Element and region data:
#####
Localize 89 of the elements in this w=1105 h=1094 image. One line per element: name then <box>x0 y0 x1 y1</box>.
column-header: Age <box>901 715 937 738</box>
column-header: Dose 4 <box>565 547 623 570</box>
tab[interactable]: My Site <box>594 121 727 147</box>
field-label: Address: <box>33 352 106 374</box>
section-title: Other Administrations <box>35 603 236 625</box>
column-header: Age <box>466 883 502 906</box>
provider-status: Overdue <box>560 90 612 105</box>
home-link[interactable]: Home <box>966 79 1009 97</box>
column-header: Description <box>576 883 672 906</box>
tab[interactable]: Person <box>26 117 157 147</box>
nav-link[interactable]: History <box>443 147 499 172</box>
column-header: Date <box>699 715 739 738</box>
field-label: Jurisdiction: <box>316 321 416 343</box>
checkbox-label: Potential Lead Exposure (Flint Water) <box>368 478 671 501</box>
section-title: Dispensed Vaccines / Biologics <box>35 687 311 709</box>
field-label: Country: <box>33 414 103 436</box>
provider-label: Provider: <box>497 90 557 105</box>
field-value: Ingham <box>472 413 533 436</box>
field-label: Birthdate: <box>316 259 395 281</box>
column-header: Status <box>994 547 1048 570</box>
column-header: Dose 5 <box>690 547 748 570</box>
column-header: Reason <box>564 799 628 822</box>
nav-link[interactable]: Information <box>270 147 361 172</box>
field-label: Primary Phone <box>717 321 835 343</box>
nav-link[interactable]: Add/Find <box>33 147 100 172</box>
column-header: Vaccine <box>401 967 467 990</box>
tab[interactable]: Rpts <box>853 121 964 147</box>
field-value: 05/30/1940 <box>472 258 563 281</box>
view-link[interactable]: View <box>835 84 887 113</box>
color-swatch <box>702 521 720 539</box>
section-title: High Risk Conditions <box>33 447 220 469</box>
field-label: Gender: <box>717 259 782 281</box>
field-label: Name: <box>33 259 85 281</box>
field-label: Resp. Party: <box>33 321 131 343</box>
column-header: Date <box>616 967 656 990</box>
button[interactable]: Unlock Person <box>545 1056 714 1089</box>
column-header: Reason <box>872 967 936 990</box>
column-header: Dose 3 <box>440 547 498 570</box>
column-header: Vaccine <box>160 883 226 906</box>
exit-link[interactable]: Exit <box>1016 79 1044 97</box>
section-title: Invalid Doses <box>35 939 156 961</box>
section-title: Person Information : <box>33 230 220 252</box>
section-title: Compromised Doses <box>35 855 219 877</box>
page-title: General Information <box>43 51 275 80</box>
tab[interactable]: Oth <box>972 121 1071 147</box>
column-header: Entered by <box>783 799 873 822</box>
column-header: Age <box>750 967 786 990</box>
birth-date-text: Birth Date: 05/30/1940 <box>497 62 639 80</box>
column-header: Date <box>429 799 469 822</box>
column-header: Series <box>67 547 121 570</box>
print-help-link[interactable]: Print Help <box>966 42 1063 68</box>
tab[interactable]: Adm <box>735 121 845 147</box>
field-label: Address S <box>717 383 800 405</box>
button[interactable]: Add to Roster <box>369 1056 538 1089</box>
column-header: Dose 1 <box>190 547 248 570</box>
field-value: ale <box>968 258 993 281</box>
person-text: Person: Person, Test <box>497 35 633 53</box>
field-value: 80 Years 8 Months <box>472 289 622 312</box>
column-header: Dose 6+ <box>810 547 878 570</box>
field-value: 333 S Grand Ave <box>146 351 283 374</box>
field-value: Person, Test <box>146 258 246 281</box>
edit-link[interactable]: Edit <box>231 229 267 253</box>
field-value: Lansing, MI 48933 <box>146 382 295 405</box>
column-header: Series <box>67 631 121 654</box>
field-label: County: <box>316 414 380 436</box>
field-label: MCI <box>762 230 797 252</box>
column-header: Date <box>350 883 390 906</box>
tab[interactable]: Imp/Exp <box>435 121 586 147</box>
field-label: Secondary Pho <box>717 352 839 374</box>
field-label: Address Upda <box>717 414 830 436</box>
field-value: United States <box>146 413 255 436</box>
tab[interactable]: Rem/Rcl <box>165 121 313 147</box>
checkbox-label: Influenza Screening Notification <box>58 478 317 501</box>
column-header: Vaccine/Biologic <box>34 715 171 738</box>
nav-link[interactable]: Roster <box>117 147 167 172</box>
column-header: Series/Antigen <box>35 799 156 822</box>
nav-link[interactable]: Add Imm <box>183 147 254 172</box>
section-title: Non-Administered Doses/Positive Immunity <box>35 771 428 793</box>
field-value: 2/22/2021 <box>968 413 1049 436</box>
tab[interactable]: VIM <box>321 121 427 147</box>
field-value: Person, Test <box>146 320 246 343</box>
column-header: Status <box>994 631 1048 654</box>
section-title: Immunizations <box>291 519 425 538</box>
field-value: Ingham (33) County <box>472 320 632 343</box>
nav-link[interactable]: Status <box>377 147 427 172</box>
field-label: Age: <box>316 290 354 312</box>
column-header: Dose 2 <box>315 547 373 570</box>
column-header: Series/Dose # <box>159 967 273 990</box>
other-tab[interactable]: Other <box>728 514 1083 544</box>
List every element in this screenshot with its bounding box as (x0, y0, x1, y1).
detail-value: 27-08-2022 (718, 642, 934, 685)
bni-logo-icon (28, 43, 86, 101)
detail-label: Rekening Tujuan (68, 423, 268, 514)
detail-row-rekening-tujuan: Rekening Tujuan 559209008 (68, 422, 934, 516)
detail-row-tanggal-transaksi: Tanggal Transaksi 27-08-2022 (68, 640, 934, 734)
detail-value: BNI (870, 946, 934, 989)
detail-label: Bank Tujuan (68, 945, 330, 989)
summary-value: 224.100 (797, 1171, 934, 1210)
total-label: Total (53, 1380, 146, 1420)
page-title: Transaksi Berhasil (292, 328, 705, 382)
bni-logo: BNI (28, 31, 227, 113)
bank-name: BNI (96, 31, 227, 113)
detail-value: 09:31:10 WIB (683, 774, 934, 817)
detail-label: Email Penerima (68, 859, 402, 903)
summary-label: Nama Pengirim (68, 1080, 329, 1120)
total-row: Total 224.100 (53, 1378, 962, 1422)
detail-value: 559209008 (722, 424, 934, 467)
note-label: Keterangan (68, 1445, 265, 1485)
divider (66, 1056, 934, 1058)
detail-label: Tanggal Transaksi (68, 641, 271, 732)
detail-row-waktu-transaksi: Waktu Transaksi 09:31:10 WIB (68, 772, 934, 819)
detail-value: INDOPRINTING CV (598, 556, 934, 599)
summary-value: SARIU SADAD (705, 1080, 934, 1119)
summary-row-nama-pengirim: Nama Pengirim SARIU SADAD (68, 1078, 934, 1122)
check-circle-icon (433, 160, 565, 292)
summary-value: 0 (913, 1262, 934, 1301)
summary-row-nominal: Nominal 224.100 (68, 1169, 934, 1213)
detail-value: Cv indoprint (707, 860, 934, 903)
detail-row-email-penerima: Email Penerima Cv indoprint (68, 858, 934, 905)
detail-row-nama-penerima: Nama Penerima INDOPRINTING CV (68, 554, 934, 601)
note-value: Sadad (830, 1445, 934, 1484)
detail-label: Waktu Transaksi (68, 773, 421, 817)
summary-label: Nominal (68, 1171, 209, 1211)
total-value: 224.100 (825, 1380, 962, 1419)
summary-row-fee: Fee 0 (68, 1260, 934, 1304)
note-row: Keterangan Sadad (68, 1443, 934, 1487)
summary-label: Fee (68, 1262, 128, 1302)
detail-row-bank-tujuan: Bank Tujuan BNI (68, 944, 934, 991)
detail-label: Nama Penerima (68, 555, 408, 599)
#####
• [SHORT PROBLEM]
Copy all of the listing above line for line, without changing anything.

• [EXERCISE SOLUTION]
Localize 89 of the elements in this w=1105 h=1094 image. One line per element: name then <box>x0 y0 x1 y1</box>.
column-header: Age <box>901 715 937 738</box>
column-header: Dose 4 <box>565 547 623 570</box>
tab[interactable]: My Site <box>594 121 727 147</box>
field-label: Address: <box>33 352 106 374</box>
section-title: Other Administrations <box>35 603 236 625</box>
column-header: Age <box>466 883 502 906</box>
provider-status: Overdue <box>560 90 612 105</box>
home-link[interactable]: Home <box>966 79 1009 97</box>
column-header: Description <box>576 883 672 906</box>
tab[interactable]: Person <box>26 117 157 147</box>
nav-link[interactable]: History <box>443 147 499 172</box>
column-header: Date <box>699 715 739 738</box>
field-label: Jurisdiction: <box>316 321 416 343</box>
checkbox-label: Potential Lead Exposure (Flint Water) <box>368 478 671 501</box>
section-title: Dispensed Vaccines / Biologics <box>35 687 311 709</box>
field-label: Country: <box>33 414 103 436</box>
provider-label: Provider: <box>497 90 557 105</box>
field-value: Ingham <box>472 413 533 436</box>
field-label: Birthdate: <box>316 259 395 281</box>
column-header: Status <box>994 547 1048 570</box>
column-header: Dose 5 <box>690 547 748 570</box>
column-header: Reason <box>564 799 628 822</box>
nav-link[interactable]: Information <box>270 147 361 172</box>
field-label: Primary Phone <box>717 321 835 343</box>
nav-link[interactable]: Add/Find <box>33 147 100 172</box>
column-header: Vaccine <box>401 967 467 990</box>
tab[interactable]: Rpts <box>853 121 964 147</box>
field-value: 05/30/1940 <box>472 258 563 281</box>
view-link[interactable]: View <box>835 84 887 113</box>
color-swatch <box>702 521 720 539</box>
section-title: High Risk Conditions <box>33 447 220 469</box>
field-label: Gender: <box>717 259 782 281</box>
field-label: Name: <box>33 259 85 281</box>
field-label: Resp. Party: <box>33 321 131 343</box>
column-header: Date <box>616 967 656 990</box>
button[interactable]: Unlock Person <box>545 1056 714 1089</box>
column-header: Reason <box>872 967 936 990</box>
column-header: Dose 3 <box>440 547 498 570</box>
column-header: Vaccine <box>160 883 226 906</box>
exit-link[interactable]: Exit <box>1016 79 1044 97</box>
section-title: Invalid Doses <box>35 939 156 961</box>
section-title: Person Information : <box>33 230 220 252</box>
section-title: Compromised Doses <box>35 855 219 877</box>
page-title: General Information <box>43 51 275 80</box>
tab[interactable]: Oth <box>972 121 1071 147</box>
column-header: Entered by <box>783 799 873 822</box>
column-header: Age <box>750 967 786 990</box>
birth-date-text: Birth Date: 05/30/1940 <box>497 62 639 80</box>
column-header: Date <box>429 799 469 822</box>
column-header: Series <box>67 547 121 570</box>
print-help-link[interactable]: Print Help <box>966 42 1063 68</box>
tab[interactable]: Adm <box>735 121 845 147</box>
field-label: Address S <box>717 383 800 405</box>
button[interactable]: Add to Roster <box>369 1056 538 1089</box>
column-header: Dose 1 <box>190 547 248 570</box>
field-value: ale <box>968 258 993 281</box>
person-text: Person: Person, Test <box>497 35 633 53</box>
field-value: 80 Years 8 Months <box>472 289 622 312</box>
column-header: Dose 6+ <box>810 547 878 570</box>
field-value: 333 S Grand Ave <box>146 351 283 374</box>
field-value: Person, Test <box>146 258 246 281</box>
edit-link[interactable]: Edit <box>231 229 267 253</box>
field-value: Lansing, MI 48933 <box>146 382 295 405</box>
column-header: Series <box>67 631 121 654</box>
field-label: County: <box>316 414 380 436</box>
field-label: MCI <box>762 230 797 252</box>
column-header: Date <box>350 883 390 906</box>
tab[interactable]: Imp/Exp <box>435 121 586 147</box>
field-label: Secondary Pho <box>717 352 839 374</box>
field-label: Address Upda <box>717 414 830 436</box>
field-value: United States <box>146 413 255 436</box>
tab[interactable]: Rem/Rcl <box>165 121 313 147</box>
checkbox-label: Influenza Screening Notification <box>58 478 317 501</box>
column-header: Vaccine/Biologic <box>34 715 171 738</box>
nav-link[interactable]: Roster <box>117 147 167 172</box>
column-header: Series/Antigen <box>35 799 156 822</box>
nav-link[interactable]: Add Imm <box>183 147 254 172</box>
section-title: Non-Administered Doses/Positive Immunity <box>35 771 428 793</box>
field-value: 2/22/2021 <box>968 413 1049 436</box>
tab[interactable]: VIM <box>321 121 427 147</box>
field-value: Person, Test <box>146 320 246 343</box>
column-header: Status <box>994 631 1048 654</box>
section-title: Immunizations <box>291 519 425 538</box>
field-value: Ingham (33) County <box>472 320 632 343</box>
nav-link[interactable]: Status <box>377 147 427 172</box>
field-label: Age: <box>316 290 354 312</box>
column-header: Dose 2 <box>315 547 373 570</box>
column-header: Series/Dose # <box>159 967 273 990</box>
other-tab[interactable]: Other <box>728 514 1083 544</box>
List every element in this screenshot with its bounding box as (x0, y0, x1, y1).
detail-value: 27-08-2022 (718, 642, 934, 685)
bni-logo-icon (28, 43, 86, 101)
detail-label: Rekening Tujuan (68, 423, 268, 514)
detail-row-rekening-tujuan: Rekening Tujuan 559209008 (68, 422, 934, 516)
detail-row-tanggal-transaksi: Tanggal Transaksi 27-08-2022 (68, 640, 934, 734)
detail-value: BNI (870, 946, 934, 989)
detail-label: Bank Tujuan (68, 945, 330, 989)
summary-value: 224.100 (797, 1171, 934, 1210)
total-label: Total (53, 1380, 146, 1420)
page-title: Transaksi Berhasil (292, 328, 705, 382)
bni-logo: BNI (28, 31, 227, 113)
bank-name: BNI (96, 31, 227, 113)
detail-value: 09:31:10 WIB (683, 774, 934, 817)
detail-label: Email Penerima (68, 859, 402, 903)
summary-label: Nama Pengirim (68, 1080, 329, 1120)
total-row: Total 224.100 (53, 1378, 962, 1422)
detail-value: 559209008 (722, 424, 934, 467)
note-label: Keterangan (68, 1445, 265, 1485)
divider (66, 1056, 934, 1058)
detail-label: Tanggal Transaksi (68, 641, 271, 732)
detail-row-waktu-transaksi: Waktu Transaksi 09:31:10 WIB (68, 772, 934, 819)
detail-value: INDOPRINTING CV (598, 556, 934, 599)
summary-value: SARIU SADAD (705, 1080, 934, 1119)
summary-row-nama-pengirim: Nama Pengirim SARIU SADAD (68, 1078, 934, 1122)
check-circle-icon (433, 160, 565, 292)
summary-value: 0 (913, 1262, 934, 1301)
summary-row-nominal: Nominal 224.100 (68, 1169, 934, 1213)
detail-value: Cv indoprint (707, 860, 934, 903)
detail-row-email-penerima: Email Penerima Cv indoprint (68, 858, 934, 905)
detail-row-nama-penerima: Nama Penerima INDOPRINTING CV (68, 554, 934, 601)
note-value: Sadad (830, 1445, 934, 1484)
detail-label: Waktu Transaksi (68, 773, 421, 817)
summary-label: Nominal (68, 1171, 209, 1211)
total-value: 224.100 (825, 1380, 962, 1419)
summary-row-fee: Fee 0 (68, 1260, 934, 1304)
note-row: Keterangan Sadad (68, 1443, 934, 1487)
summary-label: Fee (68, 1262, 128, 1302)
detail-row-bank-tujuan: Bank Tujuan BNI (68, 944, 934, 991)
detail-label: Nama Penerima (68, 555, 408, 599)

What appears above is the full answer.